[Saved data entries]
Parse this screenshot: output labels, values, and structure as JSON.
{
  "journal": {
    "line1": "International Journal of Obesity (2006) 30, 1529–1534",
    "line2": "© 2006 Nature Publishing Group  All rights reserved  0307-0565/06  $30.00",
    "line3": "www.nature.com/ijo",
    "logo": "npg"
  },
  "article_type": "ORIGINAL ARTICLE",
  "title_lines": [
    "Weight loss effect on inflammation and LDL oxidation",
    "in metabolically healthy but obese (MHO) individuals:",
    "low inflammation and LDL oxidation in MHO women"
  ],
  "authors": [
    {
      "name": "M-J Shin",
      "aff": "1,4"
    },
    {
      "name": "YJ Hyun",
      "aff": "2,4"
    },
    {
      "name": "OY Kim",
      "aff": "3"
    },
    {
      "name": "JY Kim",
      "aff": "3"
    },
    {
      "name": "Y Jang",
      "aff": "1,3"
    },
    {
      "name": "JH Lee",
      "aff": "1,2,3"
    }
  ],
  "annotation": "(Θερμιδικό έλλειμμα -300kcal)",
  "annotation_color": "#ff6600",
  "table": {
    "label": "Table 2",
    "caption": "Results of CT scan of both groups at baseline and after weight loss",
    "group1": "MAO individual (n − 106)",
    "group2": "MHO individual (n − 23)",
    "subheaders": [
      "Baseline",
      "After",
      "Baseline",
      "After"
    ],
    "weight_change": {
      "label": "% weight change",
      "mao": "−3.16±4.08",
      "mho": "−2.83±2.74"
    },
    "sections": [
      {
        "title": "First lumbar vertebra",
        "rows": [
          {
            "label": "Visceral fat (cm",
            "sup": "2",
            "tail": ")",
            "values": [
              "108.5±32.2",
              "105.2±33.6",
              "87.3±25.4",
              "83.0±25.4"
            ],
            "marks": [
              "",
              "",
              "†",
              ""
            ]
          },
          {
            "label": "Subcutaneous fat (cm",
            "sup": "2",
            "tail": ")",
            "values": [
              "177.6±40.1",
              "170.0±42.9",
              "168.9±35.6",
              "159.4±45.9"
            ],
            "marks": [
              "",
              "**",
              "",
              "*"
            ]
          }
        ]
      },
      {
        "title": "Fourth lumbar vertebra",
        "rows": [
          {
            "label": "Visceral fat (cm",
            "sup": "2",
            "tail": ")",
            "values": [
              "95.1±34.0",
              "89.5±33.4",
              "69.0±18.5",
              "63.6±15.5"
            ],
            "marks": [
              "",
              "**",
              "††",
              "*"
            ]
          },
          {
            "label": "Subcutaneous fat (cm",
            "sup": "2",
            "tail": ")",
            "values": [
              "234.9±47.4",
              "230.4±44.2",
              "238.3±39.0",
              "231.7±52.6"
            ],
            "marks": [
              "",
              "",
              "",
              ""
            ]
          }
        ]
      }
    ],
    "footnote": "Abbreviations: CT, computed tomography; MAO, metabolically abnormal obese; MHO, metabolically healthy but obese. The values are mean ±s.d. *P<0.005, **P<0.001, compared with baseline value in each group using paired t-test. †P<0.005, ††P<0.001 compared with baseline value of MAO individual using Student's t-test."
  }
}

» WHAT THE TASK ASKS: Extract every line above containing the word "loss".

» FINISHED EXERCISE:
    "Weight loss effect on inflammation and LDL oxidation",
    "caption": "Results of CT scan of both groups at baseline and after weight loss",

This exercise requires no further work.